THE REQUEST -
Please write out the material below exactly as given.

[start WORKING DATA]

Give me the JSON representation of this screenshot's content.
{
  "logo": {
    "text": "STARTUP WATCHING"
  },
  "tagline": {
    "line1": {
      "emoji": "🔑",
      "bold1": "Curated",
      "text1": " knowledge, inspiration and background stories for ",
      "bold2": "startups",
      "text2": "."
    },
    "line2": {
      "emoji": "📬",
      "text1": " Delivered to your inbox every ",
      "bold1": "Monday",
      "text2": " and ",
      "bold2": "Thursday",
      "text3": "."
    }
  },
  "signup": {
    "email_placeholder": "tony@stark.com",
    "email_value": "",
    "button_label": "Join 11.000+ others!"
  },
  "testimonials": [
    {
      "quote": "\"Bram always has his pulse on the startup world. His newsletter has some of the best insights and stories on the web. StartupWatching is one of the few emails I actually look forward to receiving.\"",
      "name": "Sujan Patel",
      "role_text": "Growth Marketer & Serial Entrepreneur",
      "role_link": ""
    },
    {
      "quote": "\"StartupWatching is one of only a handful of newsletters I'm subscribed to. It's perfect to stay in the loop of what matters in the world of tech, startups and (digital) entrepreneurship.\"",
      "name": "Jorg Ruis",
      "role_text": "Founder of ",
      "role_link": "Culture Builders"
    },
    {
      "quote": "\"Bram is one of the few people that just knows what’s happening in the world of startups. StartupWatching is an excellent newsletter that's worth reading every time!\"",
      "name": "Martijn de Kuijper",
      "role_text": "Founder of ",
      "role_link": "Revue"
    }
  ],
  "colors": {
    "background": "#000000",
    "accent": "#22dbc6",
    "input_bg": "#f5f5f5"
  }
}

[end WORKING DATA]

ANSWER FOR THIS EXERCISE -
Give me the JSON representation of this screenshot's content.
{
  "logo": {
    "text": "STARTUP WATCHING"
  },
  "tagline": {
    "line1": {
      "emoji": "🔑",
      "bold1": "Curated",
      "text1": " knowledge, inspiration and background stories for ",
      "bold2": "startups",
      "text2": "."
    },
    "line2": {
      "emoji": "📬",
      "text1": " Delivered to your inbox every ",
      "bold1": "Monday",
      "text2": " and ",
      "bold2": "Thursday",
      "text3": "."
    }
  },
  "signup": {
    "email_placeholder": "tony@stark.com",
    "email_value": "",
    "button_label": "Join 11.000+ others!"
  },
  "testimonials": [
    {
      "quote": "\"Bram always has his pulse on the startup world. His newsletter has some of the best insights and stories on the web. StartupWatching is one of the few emails I actually look forward to receiving.\"",
      "name": "Sujan Patel",
      "role_text": "Growth Marketer & Serial Entrepreneur",
      "role_link": ""
    },
    {
      "quote": "\"StartupWatching is one of only a handful of newsletters I'm subscribed to. It's perfect to stay in the loop of what matters in the world of tech, startups and (digital) entrepreneurship.\"",
      "name": "Jorg Ruis",
      "role_text": "Founder of ",
      "role_link": "Culture Builders"
    },
    {
      "quote": "\"Bram is one of the few people that just knows what’s happening in the world of startups. StartupWatching is an excellent newsletter that's worth reading every time!\"",
      "name": "Martijn de Kuijper",
      "role_text": "Founder of ",
      "role_link": "Revue"
    }
  ],
  "colors": {
    "background": "#000000",
    "accent": "#22dbc6",
    "input_bg": "#f5f5f5"
  }
}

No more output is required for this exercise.